● TASK REQUIREMENTS: From the listing below, pull out every line where the string "relative" appears.

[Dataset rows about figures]
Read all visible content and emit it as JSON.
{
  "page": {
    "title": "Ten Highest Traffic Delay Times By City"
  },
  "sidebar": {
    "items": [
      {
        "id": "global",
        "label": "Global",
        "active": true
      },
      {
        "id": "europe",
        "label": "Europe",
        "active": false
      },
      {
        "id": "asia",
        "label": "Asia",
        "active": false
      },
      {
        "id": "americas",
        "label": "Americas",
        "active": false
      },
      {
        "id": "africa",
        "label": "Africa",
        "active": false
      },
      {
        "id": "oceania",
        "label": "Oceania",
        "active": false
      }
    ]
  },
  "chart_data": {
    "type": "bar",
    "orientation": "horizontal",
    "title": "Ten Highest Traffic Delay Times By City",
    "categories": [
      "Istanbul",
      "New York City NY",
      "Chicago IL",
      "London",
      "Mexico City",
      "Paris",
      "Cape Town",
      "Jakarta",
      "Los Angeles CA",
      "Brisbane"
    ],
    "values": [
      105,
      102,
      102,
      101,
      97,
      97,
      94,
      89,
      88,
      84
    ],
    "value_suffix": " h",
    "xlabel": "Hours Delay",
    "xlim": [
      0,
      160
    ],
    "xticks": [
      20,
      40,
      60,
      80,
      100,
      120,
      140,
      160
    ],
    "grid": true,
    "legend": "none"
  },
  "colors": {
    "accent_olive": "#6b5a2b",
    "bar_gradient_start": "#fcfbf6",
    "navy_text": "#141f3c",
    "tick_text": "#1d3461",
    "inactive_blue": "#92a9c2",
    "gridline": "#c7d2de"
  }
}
---
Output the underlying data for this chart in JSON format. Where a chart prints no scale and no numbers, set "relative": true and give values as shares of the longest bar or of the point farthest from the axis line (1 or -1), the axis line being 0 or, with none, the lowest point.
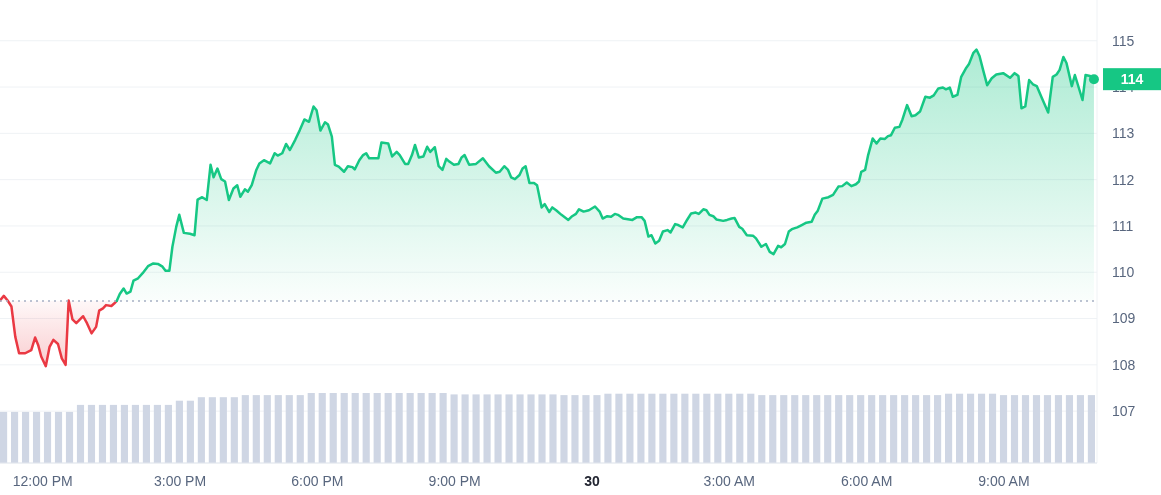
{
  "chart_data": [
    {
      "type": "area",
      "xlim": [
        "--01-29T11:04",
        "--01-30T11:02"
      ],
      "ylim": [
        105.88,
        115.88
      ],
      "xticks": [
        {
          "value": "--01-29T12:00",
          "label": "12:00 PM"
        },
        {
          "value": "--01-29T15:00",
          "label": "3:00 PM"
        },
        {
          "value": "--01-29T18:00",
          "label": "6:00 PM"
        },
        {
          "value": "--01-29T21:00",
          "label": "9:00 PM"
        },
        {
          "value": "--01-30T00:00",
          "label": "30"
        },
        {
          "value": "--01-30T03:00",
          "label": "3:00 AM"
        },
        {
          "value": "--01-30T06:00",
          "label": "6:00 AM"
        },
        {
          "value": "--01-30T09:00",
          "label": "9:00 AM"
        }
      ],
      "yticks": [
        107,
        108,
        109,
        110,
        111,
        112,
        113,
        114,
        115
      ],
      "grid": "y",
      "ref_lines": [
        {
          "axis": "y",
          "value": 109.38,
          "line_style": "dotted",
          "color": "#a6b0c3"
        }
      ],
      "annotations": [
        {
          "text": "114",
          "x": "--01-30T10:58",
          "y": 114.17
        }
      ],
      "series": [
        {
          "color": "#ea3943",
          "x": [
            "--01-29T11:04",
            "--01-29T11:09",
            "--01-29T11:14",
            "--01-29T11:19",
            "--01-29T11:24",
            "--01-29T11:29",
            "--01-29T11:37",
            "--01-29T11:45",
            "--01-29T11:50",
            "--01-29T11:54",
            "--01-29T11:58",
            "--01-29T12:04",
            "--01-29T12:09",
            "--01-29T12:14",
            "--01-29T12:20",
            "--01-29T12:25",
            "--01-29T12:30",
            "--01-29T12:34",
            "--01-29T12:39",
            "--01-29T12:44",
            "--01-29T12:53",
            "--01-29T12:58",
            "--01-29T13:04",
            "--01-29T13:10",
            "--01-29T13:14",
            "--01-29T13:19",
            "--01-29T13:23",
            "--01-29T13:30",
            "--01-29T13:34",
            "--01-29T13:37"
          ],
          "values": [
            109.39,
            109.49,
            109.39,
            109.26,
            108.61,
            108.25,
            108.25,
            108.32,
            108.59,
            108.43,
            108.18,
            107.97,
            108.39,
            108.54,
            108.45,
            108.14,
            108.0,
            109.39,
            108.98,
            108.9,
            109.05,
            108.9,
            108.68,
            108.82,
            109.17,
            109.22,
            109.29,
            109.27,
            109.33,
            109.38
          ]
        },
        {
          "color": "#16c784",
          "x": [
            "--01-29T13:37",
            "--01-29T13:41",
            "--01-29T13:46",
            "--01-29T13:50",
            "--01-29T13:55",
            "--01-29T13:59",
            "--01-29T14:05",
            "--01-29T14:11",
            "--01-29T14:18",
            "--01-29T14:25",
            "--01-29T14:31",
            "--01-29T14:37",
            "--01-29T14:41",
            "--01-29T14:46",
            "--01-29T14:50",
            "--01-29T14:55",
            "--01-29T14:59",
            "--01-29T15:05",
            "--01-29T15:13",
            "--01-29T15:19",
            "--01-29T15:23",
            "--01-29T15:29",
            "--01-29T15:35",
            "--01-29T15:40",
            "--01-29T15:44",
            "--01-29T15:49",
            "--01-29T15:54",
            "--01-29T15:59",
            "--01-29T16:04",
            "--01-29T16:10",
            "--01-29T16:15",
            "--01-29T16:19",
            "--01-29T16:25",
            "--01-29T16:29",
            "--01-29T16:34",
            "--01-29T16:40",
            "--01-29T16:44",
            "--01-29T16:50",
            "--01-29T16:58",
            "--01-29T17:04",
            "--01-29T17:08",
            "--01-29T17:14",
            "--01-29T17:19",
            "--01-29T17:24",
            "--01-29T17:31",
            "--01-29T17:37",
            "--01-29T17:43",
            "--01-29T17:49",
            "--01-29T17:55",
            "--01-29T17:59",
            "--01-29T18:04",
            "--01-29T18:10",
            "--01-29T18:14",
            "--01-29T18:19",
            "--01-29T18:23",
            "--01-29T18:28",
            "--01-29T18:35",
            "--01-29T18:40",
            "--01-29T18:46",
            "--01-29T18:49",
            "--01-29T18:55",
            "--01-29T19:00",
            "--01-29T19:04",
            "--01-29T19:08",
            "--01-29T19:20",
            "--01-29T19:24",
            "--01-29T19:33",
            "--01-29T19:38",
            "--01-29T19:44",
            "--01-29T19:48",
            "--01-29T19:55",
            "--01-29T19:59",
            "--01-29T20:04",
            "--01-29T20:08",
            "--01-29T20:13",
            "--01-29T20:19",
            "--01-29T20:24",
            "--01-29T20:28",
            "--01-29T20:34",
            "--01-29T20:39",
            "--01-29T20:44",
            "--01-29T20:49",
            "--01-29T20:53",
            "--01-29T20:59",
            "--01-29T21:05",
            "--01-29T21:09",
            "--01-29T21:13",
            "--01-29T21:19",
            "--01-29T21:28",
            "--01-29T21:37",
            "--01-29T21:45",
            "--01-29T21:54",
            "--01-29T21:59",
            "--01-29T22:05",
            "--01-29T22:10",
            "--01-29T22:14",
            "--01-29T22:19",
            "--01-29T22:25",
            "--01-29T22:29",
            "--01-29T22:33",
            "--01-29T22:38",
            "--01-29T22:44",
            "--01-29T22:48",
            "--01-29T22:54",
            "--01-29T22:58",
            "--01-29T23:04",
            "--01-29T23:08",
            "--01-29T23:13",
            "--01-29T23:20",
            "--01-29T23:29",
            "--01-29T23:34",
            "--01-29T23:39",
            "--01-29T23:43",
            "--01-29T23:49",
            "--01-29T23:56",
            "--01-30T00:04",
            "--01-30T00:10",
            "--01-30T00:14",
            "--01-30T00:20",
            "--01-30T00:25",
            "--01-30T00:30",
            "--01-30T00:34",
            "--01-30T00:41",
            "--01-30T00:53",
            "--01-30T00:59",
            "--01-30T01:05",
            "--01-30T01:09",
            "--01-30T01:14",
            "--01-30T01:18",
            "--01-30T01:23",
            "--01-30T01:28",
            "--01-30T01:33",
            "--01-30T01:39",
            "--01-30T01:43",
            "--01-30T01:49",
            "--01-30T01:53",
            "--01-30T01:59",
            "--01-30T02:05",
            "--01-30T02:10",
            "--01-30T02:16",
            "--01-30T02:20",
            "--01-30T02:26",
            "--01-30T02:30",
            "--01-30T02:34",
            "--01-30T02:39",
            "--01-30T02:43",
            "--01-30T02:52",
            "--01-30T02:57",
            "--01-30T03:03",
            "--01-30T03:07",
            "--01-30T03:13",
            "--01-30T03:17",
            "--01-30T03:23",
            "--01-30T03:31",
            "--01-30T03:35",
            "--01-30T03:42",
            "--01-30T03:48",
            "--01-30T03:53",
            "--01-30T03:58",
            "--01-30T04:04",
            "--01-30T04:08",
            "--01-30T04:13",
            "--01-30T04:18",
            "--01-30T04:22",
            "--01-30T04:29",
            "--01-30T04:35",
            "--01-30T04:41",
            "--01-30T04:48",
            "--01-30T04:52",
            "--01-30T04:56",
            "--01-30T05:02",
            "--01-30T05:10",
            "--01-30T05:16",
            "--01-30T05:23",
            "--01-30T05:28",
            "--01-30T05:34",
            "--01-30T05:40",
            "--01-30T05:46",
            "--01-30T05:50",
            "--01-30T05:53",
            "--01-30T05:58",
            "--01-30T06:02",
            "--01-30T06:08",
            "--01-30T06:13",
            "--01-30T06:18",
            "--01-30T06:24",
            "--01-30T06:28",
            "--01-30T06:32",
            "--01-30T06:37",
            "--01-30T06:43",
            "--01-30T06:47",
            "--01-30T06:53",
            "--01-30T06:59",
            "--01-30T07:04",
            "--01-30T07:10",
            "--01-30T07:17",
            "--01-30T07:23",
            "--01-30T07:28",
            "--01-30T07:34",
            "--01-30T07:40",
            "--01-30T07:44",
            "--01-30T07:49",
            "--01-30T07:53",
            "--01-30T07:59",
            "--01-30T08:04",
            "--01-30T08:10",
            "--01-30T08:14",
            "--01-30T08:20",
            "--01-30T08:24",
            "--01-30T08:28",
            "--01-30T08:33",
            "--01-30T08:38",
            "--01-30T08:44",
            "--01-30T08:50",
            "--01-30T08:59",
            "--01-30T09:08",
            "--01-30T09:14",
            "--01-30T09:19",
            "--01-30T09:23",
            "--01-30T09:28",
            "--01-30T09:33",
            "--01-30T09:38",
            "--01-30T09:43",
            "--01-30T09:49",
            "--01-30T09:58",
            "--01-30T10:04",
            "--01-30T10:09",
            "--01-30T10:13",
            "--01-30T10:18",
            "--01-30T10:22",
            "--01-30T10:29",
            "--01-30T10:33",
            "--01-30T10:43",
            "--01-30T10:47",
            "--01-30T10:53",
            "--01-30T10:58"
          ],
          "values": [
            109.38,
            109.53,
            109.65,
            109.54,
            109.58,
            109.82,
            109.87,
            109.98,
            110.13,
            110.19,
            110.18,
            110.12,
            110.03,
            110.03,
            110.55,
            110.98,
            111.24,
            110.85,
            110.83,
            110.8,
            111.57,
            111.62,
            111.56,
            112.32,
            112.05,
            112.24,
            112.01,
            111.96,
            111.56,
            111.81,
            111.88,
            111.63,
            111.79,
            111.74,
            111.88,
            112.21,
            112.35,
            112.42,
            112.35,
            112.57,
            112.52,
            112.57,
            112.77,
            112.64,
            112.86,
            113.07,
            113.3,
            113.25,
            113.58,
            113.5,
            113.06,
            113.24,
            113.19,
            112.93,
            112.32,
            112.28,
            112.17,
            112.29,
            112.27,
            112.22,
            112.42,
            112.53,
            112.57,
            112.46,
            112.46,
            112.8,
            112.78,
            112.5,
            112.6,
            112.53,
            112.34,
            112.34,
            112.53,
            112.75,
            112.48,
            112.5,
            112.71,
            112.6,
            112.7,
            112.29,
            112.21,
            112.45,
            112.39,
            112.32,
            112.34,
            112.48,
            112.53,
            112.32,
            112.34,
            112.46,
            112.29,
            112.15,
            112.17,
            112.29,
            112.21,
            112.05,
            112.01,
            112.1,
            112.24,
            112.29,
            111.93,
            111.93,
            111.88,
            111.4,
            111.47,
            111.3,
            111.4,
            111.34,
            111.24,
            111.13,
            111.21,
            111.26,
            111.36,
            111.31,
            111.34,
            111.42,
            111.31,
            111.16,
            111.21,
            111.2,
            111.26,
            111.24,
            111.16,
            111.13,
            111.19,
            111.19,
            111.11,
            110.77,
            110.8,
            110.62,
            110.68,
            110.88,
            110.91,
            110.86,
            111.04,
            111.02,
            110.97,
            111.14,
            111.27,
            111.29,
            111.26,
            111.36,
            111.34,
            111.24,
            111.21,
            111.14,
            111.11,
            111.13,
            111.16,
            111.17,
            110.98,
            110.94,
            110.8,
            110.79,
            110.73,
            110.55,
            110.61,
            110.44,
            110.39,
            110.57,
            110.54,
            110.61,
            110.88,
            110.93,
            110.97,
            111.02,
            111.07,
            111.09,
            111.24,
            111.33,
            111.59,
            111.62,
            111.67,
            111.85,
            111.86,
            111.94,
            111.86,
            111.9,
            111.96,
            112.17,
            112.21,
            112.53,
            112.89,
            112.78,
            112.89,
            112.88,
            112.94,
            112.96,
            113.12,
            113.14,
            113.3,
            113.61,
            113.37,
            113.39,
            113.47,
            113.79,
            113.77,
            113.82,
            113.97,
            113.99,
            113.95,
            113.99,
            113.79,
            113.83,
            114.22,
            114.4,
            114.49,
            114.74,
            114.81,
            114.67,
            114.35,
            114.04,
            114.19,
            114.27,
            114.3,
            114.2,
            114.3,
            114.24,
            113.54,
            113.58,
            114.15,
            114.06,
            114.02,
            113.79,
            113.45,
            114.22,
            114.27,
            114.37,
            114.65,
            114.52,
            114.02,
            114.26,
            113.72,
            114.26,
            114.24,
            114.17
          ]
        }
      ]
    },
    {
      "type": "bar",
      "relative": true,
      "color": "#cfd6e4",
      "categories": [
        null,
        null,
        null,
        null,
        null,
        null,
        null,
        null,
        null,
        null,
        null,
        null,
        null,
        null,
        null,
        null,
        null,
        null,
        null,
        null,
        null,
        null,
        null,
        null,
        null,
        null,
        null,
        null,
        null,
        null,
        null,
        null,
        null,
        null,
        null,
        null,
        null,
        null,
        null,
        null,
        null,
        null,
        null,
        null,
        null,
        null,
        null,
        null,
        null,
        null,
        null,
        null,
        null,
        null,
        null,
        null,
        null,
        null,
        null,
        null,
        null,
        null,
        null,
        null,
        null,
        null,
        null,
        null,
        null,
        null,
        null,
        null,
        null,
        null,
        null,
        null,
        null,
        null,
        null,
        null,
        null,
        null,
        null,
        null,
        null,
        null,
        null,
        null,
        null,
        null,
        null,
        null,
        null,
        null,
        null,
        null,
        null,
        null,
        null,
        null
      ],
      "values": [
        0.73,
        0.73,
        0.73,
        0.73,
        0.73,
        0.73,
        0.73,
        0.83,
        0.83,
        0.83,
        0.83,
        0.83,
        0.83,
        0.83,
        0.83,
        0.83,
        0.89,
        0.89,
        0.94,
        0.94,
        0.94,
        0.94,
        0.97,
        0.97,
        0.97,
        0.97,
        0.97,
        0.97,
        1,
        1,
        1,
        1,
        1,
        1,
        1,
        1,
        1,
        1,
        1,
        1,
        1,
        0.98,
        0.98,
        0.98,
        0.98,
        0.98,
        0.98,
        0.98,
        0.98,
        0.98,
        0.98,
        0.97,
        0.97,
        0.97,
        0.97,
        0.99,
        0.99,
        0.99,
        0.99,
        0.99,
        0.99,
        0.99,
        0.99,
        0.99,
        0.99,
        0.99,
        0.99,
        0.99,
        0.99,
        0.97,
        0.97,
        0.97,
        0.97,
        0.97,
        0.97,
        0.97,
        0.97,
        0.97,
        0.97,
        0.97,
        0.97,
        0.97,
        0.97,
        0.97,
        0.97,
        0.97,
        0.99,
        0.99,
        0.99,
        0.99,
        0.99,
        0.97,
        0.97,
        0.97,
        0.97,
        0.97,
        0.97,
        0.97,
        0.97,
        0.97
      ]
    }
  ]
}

● FINISHED TASK:
Output the underlying data for this chart in JSON format. Where a chart prints no scale and no numbers, set "relative": true and give values as shares of the longest bar or of the point farthest from the axis line (1 or -1), the axis line being 0 or, with none, the lowest point.
      "relative": true,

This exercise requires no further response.